▶ **Data provided**:
====

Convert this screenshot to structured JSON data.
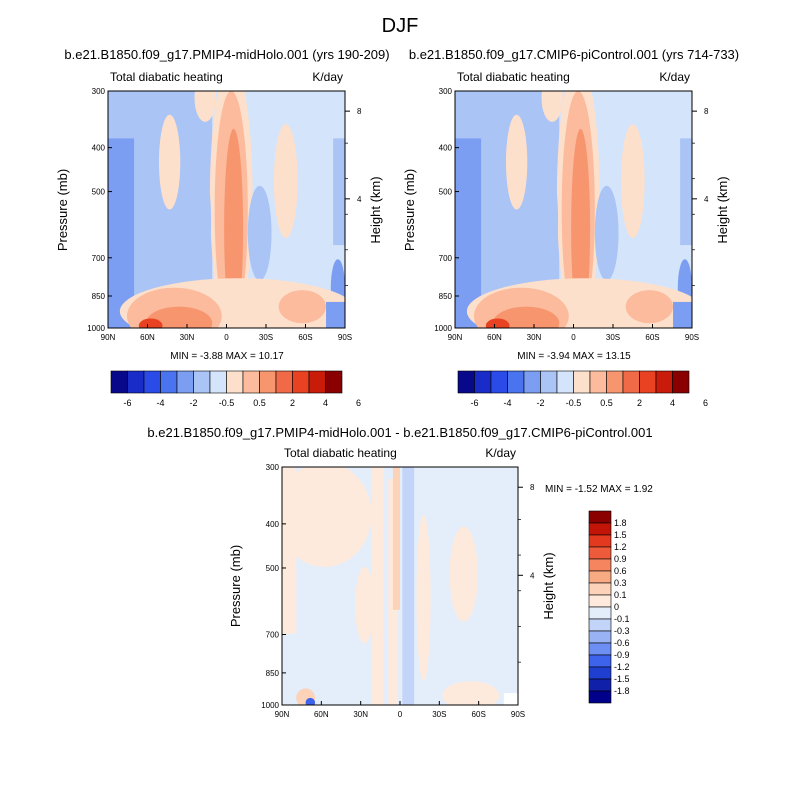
{
  "figure": {
    "title": "DJF"
  },
  "chart_data": [
    {
      "type": "heatmap",
      "title": "b.e21.B1850.f09_g17.PMIP4-midHolo.001 (yrs 190-209)",
      "left_label": "Total diabatic heating",
      "right_label": "K/day",
      "xlabel": "",
      "ylabel": "Pressure (mb)",
      "y2label": "Height (km)",
      "x_ticks": [
        "90N",
        "60N",
        "30N",
        "0",
        "30S",
        "60S",
        "90S"
      ],
      "y_ticks": [
        "300",
        "400",
        "500",
        "700",
        "850",
        "1000"
      ],
      "y_tick_values": [
        300,
        400,
        500,
        700,
        850,
        1000
      ],
      "y2_ticks": [
        "8",
        "4"
      ],
      "stats": "MIN =  -3.88  MAX =  10.17",
      "colorbar": [
        "-6",
        "-4",
        "-2",
        "-0.5",
        "0.5",
        "2",
        "4",
        "6"
      ]
    },
    {
      "type": "heatmap",
      "title": "b.e21.B1850.f09_g17.CMIP6-piControl.001 (yrs 714-733)",
      "left_label": "Total diabatic heating",
      "right_label": "K/day",
      "xlabel": "",
      "ylabel": "Pressure (mb)",
      "y2label": "Height (km)",
      "x_ticks": [
        "90N",
        "60N",
        "30N",
        "0",
        "30S",
        "60S",
        "90S"
      ],
      "y_ticks": [
        "300",
        "400",
        "500",
        "700",
        "850",
        "1000"
      ],
      "y_tick_values": [
        300,
        400,
        500,
        700,
        850,
        1000
      ],
      "y2_ticks": [
        "8",
        "4"
      ],
      "stats": "MIN =  -3.94  MAX =  13.15",
      "colorbar": [
        "-6",
        "-4",
        "-2",
        "-0.5",
        "0.5",
        "2",
        "4",
        "6"
      ]
    },
    {
      "type": "heatmap",
      "title": "b.e21.B1850.f09_g17.PMIP4-midHolo.001 - b.e21.B1850.f09_g17.CMIP6-piControl.001",
      "left_label": "Total diabatic heating",
      "right_label": "K/day",
      "xlabel": "",
      "ylabel": "Pressure (mb)",
      "y2label": "Height (km)",
      "x_ticks": [
        "90N",
        "60N",
        "30N",
        "0",
        "30S",
        "60S",
        "90S"
      ],
      "y_ticks": [
        "300",
        "400",
        "500",
        "700",
        "850",
        "1000"
      ],
      "y_tick_values": [
        300,
        400,
        500,
        700,
        850,
        1000
      ],
      "y2_ticks": [
        "8",
        "4"
      ],
      "stats": "MIN =  -1.52  MAX =   1.92",
      "colorbar": [
        "1.8",
        "1.5",
        "1.2",
        "0.9",
        "0.6",
        "0.3",
        "0.1",
        "0",
        "-0.1",
        "-0.3",
        "-0.6",
        "-0.9",
        "-1.2",
        "-1.5",
        "-1.8"
      ]
    }
  ],
  "colors": {
    "div14": [
      "#08088a",
      "#1a2cc8",
      "#2b4be8",
      "#4a73f0",
      "#7c9ef2",
      "#a9c4f5",
      "#d4e4fa",
      "#fde0cc",
      "#fbbb9c",
      "#f7956f",
      "#f16a47",
      "#e84222",
      "#c91b0a",
      "#8a0000"
    ],
    "div16": [
      "#00008b",
      "#1020a8",
      "#1f3fd0",
      "#3d62ec",
      "#6d8ef2",
      "#98b2f3",
      "#c2d4f7",
      "#e4eefb",
      "#fdeadc",
      "#fcd3b8",
      "#f8aa82",
      "#f4855e",
      "#ee5b3a",
      "#e33a1f",
      "#c21407",
      "#8a0000"
    ]
  }
}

====

The answer must consist solely of the number of lines in the entries that contain the word "midHolo".

▶ **Result for this exercise**:
2